§ GOAL
Comb the records below for the string "this" and copy each line where it turns up.

§ Data entries
Begin
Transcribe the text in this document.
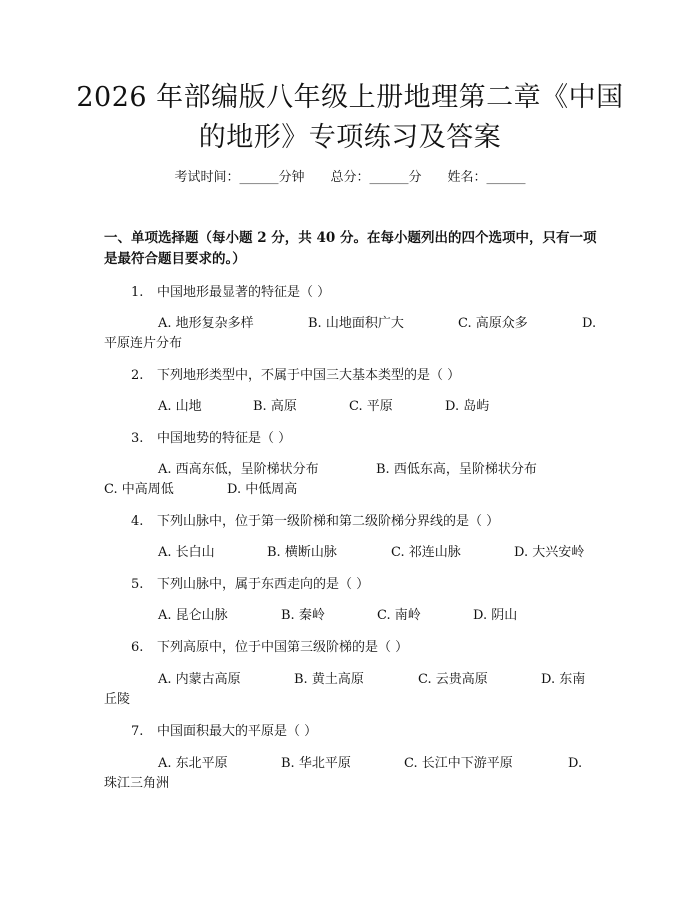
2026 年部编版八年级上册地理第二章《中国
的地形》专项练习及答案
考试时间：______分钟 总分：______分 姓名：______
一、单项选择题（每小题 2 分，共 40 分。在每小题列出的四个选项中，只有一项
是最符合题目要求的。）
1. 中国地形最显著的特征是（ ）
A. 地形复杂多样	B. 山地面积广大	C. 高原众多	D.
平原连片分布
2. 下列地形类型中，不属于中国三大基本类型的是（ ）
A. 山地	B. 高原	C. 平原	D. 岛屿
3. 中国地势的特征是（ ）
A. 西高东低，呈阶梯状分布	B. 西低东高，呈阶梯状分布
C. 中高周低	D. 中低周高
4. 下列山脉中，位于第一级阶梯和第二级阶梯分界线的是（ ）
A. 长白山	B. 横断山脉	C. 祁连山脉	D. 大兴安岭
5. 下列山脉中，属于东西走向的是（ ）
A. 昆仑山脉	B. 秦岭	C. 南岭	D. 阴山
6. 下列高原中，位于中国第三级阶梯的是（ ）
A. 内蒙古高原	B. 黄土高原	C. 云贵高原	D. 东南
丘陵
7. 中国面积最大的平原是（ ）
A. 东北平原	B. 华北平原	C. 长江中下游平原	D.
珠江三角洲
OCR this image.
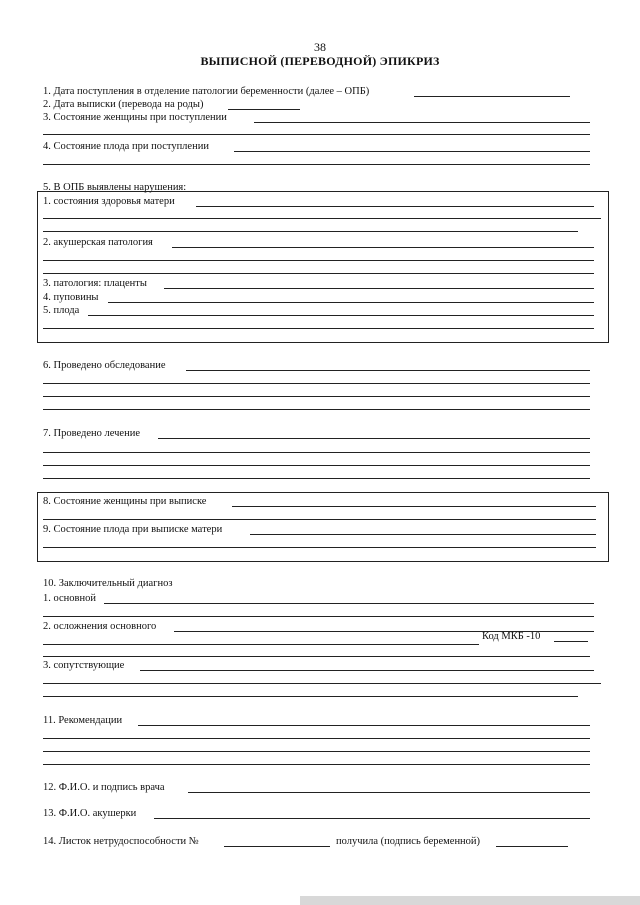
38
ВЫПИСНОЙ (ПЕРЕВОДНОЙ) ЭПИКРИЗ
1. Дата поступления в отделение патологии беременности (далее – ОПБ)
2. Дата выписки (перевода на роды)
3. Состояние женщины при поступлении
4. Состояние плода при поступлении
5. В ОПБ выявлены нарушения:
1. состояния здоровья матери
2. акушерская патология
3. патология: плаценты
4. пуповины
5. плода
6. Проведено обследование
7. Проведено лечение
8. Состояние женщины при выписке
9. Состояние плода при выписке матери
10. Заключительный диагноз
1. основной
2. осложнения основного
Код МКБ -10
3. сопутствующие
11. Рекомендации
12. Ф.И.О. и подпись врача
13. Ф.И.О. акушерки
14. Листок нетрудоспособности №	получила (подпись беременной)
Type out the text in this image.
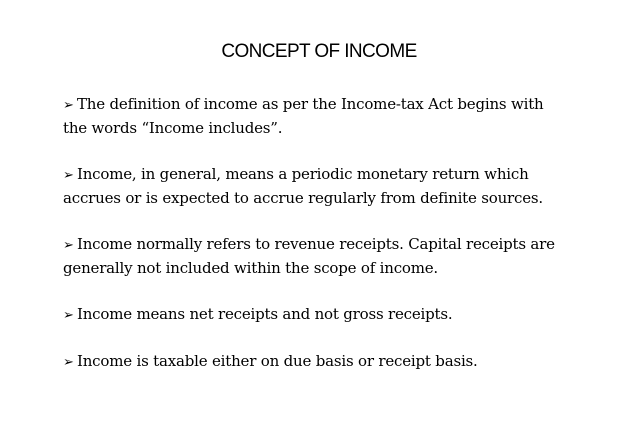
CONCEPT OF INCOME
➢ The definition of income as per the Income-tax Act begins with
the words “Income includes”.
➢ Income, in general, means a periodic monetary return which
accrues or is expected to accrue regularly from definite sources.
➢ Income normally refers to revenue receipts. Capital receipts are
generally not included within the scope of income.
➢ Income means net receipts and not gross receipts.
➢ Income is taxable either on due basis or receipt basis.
End
§ ANSWER FOR THE TASK
Transcribe the text in this document.
OCR this image.
Type out the text in this image.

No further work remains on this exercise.